EXERCISE DATA -
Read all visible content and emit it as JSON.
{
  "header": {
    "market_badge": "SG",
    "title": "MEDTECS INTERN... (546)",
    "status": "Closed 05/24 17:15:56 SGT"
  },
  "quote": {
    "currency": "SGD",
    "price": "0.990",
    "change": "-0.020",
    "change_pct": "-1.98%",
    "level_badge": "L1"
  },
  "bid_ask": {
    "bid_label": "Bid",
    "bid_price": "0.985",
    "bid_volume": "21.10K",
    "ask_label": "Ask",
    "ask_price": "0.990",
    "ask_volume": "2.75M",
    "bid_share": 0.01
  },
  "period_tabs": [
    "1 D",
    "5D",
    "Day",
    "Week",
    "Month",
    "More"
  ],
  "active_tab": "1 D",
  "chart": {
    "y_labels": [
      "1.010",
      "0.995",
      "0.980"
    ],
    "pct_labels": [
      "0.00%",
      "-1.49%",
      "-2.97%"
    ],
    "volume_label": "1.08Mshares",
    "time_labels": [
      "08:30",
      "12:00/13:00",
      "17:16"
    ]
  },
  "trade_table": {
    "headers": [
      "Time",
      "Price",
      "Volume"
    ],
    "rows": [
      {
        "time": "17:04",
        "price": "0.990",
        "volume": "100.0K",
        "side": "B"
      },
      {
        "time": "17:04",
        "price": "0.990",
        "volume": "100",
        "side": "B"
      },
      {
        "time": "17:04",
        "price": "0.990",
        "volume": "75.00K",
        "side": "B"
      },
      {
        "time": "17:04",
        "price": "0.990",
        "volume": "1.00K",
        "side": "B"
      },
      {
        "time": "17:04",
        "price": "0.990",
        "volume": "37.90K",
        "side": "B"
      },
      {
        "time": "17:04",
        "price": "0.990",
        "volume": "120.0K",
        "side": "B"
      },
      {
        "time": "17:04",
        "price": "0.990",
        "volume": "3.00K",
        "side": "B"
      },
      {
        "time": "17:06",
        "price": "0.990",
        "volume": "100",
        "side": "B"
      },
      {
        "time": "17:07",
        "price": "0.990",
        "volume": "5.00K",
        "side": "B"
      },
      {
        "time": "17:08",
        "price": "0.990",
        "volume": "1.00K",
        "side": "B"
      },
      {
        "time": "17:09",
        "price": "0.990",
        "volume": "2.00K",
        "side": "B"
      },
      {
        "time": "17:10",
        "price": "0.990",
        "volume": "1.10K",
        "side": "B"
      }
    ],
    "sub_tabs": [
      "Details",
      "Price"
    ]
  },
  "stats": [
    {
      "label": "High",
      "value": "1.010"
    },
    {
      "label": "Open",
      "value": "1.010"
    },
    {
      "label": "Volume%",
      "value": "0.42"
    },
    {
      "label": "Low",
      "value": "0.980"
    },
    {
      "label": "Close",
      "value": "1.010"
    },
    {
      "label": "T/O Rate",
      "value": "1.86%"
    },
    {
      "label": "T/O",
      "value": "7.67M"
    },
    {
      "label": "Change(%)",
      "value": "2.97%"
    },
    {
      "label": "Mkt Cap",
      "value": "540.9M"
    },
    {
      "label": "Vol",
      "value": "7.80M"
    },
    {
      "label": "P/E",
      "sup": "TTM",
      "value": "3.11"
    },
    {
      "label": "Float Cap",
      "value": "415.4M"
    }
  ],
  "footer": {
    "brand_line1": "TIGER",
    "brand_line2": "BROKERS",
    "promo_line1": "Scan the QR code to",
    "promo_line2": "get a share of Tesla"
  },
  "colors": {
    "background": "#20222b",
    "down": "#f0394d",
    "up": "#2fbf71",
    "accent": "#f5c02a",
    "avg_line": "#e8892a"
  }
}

DIRECTIONS - Copy out the whole listing, exactly as written.

TASK RESPONSE -
Read all visible content and emit it as JSON.
{
  "header": {
    "market_badge": "SG",
    "title": "MEDTECS INTERN... (546)",
    "status": "Closed 05/24 17:15:56 SGT"
  },
  "quote": {
    "currency": "SGD",
    "price": "0.990",
    "change": "-0.020",
    "change_pct": "-1.98%",
    "level_badge": "L1"
  },
  "bid_ask": {
    "bid_label": "Bid",
    "bid_price": "0.985",
    "bid_volume": "21.10K",
    "ask_label": "Ask",
    "ask_price": "0.990",
    "ask_volume": "2.75M",
    "bid_share": 0.01
  },
  "period_tabs": [
    "1 D",
    "5D",
    "Day",
    "Week",
    "Month",
    "More"
  ],
  "active_tab": "1 D",
  "chart": {
    "y_labels": [
      "1.010",
      "0.995",
      "0.980"
    ],
    "pct_labels": [
      "0.00%",
      "-1.49%",
      "-2.97%"
    ],
    "volume_label": "1.08Mshares",
    "time_labels": [
      "08:30",
      "12:00/13:00",
      "17:16"
    ]
  },
  "trade_table": {
    "headers": [
      "Time",
      "Price",
      "Volume"
    ],
    "rows": [
      {
        "time": "17:04",
        "price": "0.990",
        "volume": "100.0K",
        "side": "B"
      },
      {
        "time": "17:04",
        "price": "0.990",
        "volume": "100",
        "side": "B"
      },
      {
        "time": "17:04",
        "price": "0.990",
        "volume": "75.00K",
        "side": "B"
      },
      {
        "time": "17:04",
        "price": "0.990",
        "volume": "1.00K",
        "side": "B"
      },
      {
        "time": "17:04",
        "price": "0.990",
        "volume": "37.90K",
        "side": "B"
      },
      {
        "time": "17:04",
        "price": "0.990",
        "volume": "120.0K",
        "side": "B"
      },
      {
        "time": "17:04",
        "price": "0.990",
        "volume": "3.00K",
        "side": "B"
      },
      {
        "time": "17:06",
        "price": "0.990",
        "volume": "100",
        "side": "B"
      },
      {
        "time": "17:07",
        "price": "0.990",
        "volume": "5.00K",
        "side": "B"
      },
      {
        "time": "17:08",
        "price": "0.990",
        "volume": "1.00K",
        "side": "B"
      },
      {
        "time": "17:09",
        "price": "0.990",
        "volume": "2.00K",
        "side": "B"
      },
      {
        "time": "17:10",
        "price": "0.990",
        "volume": "1.10K",
        "side": "B"
      }
    ],
    "sub_tabs": [
      "Details",
      "Price"
    ]
  },
  "stats": [
    {
      "label": "High",
      "value": "1.010"
    },
    {
      "label": "Open",
      "value": "1.010"
    },
    {
      "label": "Volume%",
      "value": "0.42"
    },
    {
      "label": "Low",
      "value": "0.980"
    },
    {
      "label": "Close",
      "value": "1.010"
    },
    {
      "label": "T/O Rate",
      "value": "1.86%"
    },
    {
      "label": "T/O",
      "value": "7.67M"
    },
    {
      "label": "Change(%)",
      "value": "2.97%"
    },
    {
      "label": "Mkt Cap",
      "value": "540.9M"
    },
    {
      "label": "Vol",
      "value": "7.80M"
    },
    {
      "label": "P/E",
      "sup": "TTM",
      "value": "3.11"
    },
    {
      "label": "Float Cap",
      "value": "415.4M"
    }
  ],
  "footer": {
    "brand_line1": "TIGER",
    "brand_line2": "BROKERS",
    "promo_line1": "Scan the QR code to",
    "promo_line2": "get a share of Tesla"
  },
  "colors": {
    "background": "#20222b",
    "down": "#f0394d",
    "up": "#2fbf71",
    "accent": "#f5c02a",
    "avg_line": "#e8892a"
  }
}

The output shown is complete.